» **GIVEN PROBLEM**: Copy the lines below verbatim, but only from the line containing "Give me the" through the end of the data.

(Figure content listings)
****************************************

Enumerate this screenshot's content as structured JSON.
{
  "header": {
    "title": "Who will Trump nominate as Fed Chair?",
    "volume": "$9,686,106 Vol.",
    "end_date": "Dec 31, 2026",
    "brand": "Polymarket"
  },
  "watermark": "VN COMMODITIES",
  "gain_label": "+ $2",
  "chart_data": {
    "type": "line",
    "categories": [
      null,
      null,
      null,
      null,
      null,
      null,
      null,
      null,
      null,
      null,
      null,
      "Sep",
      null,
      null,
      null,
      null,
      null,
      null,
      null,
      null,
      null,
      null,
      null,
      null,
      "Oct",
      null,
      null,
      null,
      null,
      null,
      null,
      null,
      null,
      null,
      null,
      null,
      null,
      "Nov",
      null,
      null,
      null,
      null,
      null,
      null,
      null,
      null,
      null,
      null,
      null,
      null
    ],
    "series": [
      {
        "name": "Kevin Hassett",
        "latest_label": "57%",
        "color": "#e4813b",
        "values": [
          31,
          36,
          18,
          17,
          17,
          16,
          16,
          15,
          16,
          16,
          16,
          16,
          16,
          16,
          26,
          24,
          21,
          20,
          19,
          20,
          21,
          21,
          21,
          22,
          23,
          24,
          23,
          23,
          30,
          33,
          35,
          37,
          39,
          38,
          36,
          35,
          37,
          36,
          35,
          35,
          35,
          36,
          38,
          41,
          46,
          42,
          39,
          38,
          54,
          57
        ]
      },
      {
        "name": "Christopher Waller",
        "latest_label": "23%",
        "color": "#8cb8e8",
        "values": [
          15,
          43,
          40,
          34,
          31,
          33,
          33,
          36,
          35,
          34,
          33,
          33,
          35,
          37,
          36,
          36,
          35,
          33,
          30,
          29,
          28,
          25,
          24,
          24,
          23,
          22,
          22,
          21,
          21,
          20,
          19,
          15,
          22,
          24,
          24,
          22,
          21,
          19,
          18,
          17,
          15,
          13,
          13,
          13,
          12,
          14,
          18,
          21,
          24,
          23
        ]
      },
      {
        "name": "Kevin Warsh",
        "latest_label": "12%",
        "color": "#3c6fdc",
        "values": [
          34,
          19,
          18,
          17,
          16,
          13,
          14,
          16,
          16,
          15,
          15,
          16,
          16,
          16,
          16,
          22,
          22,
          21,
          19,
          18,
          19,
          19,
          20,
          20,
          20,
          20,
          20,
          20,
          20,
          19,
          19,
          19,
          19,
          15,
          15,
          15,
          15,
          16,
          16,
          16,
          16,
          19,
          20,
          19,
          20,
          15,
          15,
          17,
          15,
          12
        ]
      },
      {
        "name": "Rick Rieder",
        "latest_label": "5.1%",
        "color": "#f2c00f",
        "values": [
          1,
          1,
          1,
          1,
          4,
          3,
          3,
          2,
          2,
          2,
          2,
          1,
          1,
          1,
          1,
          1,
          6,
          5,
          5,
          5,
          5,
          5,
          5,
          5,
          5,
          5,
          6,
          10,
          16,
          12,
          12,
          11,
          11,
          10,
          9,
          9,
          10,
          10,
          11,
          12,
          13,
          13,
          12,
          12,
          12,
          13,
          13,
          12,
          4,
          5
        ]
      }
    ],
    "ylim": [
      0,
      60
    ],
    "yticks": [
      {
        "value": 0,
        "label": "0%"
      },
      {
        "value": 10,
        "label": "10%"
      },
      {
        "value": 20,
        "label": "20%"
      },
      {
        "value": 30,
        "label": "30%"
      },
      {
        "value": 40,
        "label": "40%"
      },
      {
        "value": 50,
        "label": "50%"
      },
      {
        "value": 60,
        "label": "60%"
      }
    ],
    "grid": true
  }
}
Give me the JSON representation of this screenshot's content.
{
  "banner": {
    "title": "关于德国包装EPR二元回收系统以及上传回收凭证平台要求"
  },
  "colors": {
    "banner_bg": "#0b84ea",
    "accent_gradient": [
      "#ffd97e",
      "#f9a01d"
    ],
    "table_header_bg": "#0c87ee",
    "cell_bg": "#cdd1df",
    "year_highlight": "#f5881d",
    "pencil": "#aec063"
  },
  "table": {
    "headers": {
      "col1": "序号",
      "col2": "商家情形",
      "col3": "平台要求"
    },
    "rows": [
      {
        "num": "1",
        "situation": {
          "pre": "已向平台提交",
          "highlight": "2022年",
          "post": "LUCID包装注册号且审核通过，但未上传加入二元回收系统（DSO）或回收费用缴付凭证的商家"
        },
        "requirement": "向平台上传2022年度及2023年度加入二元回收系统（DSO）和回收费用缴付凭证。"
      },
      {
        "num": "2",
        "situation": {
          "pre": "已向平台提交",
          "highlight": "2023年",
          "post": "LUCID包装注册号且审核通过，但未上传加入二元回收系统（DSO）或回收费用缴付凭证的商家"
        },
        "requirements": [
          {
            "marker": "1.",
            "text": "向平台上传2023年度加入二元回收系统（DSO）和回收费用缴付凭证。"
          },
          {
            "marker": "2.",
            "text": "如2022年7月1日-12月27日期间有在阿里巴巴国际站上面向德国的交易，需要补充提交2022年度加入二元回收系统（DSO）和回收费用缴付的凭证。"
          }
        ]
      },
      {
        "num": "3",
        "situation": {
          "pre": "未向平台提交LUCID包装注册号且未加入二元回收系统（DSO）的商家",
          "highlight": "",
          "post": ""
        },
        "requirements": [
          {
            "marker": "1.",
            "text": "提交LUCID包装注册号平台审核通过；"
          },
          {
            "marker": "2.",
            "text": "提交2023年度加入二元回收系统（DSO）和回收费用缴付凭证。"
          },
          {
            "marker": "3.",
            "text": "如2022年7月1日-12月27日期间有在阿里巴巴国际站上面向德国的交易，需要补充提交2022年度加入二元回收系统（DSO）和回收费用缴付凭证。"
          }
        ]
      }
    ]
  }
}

****************************************

» **FINISHED ANSWER**:
Give me the JSON representation of this screenshot's content.
{
  "banner": {
    "title": "关于德国包装EPR二元回收系统以及上传回收凭证平台要求"
  },
  "colors": {
    "banner_bg": "#0b84ea",
    "accent_gradient": [
      "#ffd97e",
      "#f9a01d"
    ],
    "table_header_bg": "#0c87ee",
    "cell_bg": "#cdd1df",
    "year_highlight": "#f5881d",
    "pencil": "#aec063"
  },
  "table": {
    "headers": {
      "col1": "序号",
      "col2": "商家情形",
      "col3": "平台要求"
    },
    "rows": [
      {
        "num": "1",
        "situation": {
          "pre": "已向平台提交",
          "highlight": "2022年",
          "post": "LUCID包装注册号且审核通过，但未上传加入二元回收系统（DSO）或回收费用缴付凭证的商家"
        },
        "requirement": "向平台上传2022年度及2023年度加入二元回收系统（DSO）和回收费用缴付凭证。"
      },
      {
        "num": "2",
        "situation": {
          "pre": "已向平台提交",
          "highlight": "2023年",
          "post": "LUCID包装注册号且审核通过，但未上传加入二元回收系统（DSO）或回收费用缴付凭证的商家"
        },
        "requirements": [
          {
            "marker": "1.",
            "text": "向平台上传2023年度加入二元回收系统（DSO）和回收费用缴付凭证。"
          },
          {
            "marker": "2.",
            "text": "如2022年7月1日-12月27日期间有在阿里巴巴国际站上面向德国的交易，需要补充提交2022年度加入二元回收系统（DSO）和回收费用缴付的凭证。"
          }
        ]
      },
      {
        "num": "3",
        "situation": {
          "pre": "未向平台提交LUCID包装注册号且未加入二元回收系统（DSO）的商家",
          "highlight": "",
          "post": ""
        },
        "requirements": [
          {
            "marker": "1.",
            "text": "提交LUCID包装注册号平台审核通过；"
          },
          {
            "marker": "2.",
            "text": "提交2023年度加入二元回收系统（DSO）和回收费用缴付凭证。"
          },
          {
            "marker": "3.",
            "text": "如2022年7月1日-12月27日期间有在阿里巴巴国际站上面向德国的交易，需要补充提交2022年度加入二元回收系统（DSO）和回收费用缴付凭证。"
          }
        ]
      }
    ]
  }
}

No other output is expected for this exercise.